▸ AIM OF THE EXERCISE: Select the lines that contain "true" and copy each of them.

** BEGIN DATA PROVIDED **

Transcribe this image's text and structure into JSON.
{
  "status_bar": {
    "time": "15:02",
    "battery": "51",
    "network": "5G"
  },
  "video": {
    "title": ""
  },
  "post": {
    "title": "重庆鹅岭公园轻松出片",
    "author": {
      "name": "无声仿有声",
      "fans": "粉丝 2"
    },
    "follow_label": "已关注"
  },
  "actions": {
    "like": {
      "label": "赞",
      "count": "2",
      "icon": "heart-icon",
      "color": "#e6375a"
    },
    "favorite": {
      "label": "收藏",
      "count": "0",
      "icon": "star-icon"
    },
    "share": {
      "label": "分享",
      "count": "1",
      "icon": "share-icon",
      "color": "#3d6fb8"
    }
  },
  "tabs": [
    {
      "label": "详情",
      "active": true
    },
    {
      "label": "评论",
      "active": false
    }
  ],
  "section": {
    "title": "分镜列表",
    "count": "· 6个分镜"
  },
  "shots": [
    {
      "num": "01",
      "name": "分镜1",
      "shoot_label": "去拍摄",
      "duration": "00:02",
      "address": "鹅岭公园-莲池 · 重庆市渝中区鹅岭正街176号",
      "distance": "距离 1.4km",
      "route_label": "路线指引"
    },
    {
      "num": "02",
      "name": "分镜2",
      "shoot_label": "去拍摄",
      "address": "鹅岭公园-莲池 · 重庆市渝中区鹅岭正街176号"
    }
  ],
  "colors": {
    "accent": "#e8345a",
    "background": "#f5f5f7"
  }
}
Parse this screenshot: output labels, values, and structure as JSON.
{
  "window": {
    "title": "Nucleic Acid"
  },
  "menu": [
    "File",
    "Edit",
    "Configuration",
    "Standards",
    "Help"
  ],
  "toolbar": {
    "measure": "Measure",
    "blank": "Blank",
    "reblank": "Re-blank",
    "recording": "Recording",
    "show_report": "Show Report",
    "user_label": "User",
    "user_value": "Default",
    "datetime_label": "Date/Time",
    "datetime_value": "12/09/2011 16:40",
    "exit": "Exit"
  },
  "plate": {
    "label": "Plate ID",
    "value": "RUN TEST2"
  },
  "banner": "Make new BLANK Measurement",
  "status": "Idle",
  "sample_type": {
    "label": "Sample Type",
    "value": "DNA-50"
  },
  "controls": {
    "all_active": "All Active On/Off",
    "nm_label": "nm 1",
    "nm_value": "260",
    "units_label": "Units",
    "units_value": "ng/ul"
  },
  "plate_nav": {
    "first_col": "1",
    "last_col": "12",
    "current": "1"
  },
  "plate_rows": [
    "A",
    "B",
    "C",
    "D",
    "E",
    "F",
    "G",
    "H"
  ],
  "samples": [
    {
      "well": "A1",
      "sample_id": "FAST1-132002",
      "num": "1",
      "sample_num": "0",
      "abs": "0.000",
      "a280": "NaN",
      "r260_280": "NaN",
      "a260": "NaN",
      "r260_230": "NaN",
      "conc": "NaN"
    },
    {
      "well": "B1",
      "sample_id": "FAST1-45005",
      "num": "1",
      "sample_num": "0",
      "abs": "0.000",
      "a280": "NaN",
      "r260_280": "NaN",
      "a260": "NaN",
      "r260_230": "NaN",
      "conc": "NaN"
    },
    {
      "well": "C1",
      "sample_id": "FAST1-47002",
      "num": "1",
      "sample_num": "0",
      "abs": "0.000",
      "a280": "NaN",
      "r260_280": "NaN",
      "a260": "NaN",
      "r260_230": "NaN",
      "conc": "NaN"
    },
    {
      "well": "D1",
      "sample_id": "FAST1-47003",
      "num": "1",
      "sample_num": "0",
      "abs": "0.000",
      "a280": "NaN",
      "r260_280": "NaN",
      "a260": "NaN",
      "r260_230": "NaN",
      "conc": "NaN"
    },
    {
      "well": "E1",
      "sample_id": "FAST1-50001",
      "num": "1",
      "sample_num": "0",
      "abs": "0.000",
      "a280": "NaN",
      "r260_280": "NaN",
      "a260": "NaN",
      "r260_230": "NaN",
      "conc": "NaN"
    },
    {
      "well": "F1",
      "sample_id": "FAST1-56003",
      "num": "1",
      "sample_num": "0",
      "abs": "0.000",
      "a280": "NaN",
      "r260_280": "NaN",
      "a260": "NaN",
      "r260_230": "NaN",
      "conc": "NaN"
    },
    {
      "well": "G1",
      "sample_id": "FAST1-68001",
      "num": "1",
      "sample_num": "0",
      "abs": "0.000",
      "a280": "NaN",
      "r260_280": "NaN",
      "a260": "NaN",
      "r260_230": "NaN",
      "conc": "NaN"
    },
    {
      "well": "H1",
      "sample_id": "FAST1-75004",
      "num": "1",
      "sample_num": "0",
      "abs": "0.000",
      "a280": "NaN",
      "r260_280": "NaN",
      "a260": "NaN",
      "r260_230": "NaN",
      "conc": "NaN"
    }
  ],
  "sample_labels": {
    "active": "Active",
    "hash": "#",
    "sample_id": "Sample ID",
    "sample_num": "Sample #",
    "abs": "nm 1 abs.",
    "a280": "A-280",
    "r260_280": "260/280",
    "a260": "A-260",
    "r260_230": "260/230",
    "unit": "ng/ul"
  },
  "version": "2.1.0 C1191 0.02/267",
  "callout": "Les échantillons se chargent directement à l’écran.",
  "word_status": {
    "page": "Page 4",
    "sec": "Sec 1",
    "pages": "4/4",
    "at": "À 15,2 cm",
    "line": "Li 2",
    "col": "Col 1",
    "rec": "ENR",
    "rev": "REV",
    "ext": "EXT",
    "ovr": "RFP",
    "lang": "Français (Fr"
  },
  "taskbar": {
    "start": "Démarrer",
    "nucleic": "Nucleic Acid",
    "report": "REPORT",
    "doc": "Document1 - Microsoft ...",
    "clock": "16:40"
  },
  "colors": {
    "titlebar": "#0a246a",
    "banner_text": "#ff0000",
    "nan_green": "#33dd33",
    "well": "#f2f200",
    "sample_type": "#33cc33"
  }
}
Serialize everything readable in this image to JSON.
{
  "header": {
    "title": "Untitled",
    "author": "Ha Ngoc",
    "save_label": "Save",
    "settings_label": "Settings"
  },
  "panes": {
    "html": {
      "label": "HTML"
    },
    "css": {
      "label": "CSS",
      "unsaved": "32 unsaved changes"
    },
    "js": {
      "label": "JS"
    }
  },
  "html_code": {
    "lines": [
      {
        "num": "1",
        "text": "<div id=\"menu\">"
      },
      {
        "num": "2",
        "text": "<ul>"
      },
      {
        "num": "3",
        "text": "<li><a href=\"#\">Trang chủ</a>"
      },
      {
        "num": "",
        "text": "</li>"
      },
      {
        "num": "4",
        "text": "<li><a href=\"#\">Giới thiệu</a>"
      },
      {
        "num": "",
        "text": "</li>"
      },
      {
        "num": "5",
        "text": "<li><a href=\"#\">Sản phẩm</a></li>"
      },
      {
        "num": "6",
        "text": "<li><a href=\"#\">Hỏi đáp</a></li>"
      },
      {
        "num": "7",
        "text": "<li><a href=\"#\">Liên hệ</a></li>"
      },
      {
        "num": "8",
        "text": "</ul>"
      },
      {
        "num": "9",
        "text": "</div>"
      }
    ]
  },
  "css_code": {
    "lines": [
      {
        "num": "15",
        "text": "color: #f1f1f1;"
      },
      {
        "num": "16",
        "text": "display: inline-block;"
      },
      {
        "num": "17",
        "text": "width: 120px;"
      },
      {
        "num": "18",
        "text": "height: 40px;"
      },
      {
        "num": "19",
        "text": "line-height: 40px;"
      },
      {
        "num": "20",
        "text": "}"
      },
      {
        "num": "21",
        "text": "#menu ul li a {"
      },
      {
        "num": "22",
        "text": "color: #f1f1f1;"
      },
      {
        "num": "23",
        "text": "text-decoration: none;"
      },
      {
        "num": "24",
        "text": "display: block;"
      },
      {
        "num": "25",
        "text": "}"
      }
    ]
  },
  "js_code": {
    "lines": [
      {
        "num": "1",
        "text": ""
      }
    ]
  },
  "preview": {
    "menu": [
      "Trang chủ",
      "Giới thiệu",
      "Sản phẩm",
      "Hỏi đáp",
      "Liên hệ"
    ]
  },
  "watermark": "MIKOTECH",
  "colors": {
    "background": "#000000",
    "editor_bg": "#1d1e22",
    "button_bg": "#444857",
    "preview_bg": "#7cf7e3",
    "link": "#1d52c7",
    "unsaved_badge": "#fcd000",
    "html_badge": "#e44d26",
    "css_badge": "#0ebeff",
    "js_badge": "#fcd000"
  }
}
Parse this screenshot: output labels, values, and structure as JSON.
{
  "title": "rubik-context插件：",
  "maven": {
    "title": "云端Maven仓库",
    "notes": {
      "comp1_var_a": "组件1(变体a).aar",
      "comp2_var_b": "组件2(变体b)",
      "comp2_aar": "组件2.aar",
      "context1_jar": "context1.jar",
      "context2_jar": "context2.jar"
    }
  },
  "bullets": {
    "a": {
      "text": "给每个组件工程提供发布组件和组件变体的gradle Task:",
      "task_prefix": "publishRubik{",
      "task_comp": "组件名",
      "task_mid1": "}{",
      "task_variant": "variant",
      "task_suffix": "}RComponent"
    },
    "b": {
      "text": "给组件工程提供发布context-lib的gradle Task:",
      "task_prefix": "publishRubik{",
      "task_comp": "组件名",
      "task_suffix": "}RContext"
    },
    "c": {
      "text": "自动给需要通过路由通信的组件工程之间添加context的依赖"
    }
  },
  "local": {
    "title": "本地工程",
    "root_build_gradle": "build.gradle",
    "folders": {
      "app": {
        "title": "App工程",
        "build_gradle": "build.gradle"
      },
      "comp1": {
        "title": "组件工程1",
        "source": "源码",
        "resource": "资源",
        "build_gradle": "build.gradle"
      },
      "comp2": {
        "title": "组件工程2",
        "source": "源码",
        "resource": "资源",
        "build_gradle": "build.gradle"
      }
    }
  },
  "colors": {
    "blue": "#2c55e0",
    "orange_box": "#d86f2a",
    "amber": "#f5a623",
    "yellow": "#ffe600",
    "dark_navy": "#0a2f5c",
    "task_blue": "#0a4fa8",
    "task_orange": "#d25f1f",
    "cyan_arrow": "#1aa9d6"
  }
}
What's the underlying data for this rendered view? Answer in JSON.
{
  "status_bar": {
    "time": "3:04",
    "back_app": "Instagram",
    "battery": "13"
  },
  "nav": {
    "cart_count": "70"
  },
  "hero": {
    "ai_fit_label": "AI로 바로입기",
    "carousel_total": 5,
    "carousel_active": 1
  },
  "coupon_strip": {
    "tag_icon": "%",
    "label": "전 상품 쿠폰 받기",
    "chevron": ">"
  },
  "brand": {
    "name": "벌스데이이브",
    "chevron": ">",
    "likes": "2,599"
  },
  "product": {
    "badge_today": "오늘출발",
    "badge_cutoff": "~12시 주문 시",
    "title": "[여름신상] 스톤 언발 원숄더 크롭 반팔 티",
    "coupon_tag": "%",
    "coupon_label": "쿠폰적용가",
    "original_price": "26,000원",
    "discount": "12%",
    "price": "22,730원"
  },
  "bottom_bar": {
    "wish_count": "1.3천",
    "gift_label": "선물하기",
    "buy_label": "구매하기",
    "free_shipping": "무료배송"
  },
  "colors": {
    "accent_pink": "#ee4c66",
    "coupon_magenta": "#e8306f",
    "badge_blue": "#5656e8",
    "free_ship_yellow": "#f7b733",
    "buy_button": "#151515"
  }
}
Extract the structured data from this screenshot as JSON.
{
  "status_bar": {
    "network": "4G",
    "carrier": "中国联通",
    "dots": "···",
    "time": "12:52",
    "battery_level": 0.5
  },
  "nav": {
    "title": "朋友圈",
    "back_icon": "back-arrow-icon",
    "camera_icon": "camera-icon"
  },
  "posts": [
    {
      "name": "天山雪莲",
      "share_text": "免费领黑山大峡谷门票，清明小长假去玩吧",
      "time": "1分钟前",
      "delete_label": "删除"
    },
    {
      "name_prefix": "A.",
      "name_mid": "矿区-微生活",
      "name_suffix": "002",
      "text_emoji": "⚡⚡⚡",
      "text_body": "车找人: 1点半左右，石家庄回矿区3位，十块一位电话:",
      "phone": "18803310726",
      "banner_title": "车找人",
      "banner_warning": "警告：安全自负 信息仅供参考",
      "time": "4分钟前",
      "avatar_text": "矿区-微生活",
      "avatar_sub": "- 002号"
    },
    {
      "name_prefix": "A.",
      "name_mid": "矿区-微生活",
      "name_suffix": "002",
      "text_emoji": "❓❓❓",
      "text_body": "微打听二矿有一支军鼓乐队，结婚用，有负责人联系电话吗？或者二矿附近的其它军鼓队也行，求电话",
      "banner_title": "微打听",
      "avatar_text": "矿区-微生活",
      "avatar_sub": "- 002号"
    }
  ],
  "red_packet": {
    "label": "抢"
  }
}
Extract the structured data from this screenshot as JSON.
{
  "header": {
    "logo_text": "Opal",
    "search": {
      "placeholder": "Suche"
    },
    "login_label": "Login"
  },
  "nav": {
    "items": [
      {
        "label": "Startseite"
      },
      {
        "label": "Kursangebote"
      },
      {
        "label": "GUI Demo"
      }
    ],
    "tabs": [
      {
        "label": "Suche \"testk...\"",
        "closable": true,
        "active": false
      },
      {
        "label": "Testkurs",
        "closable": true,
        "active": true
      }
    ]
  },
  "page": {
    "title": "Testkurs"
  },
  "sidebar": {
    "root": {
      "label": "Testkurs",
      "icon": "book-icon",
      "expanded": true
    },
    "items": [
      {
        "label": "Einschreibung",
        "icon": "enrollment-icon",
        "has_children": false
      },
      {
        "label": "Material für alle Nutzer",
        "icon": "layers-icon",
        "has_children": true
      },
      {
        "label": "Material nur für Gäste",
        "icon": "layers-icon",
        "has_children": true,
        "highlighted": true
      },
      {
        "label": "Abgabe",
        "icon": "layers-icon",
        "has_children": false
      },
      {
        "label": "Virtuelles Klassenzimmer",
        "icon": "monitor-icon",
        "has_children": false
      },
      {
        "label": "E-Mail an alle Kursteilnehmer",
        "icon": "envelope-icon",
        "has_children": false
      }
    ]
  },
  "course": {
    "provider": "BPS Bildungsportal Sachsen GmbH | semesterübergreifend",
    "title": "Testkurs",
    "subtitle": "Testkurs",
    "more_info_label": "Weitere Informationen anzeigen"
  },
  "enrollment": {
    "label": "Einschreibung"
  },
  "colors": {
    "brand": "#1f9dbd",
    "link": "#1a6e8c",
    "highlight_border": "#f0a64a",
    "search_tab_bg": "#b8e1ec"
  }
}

** END DATA PROVIDED **

▸ REPLY TO THE EXERCISE:
      "active": true
        "closable": true,
        "closable": true,
        "active": true
      "expanded": true
        "has_children": true
        "has_children": true,
        "highlighted": true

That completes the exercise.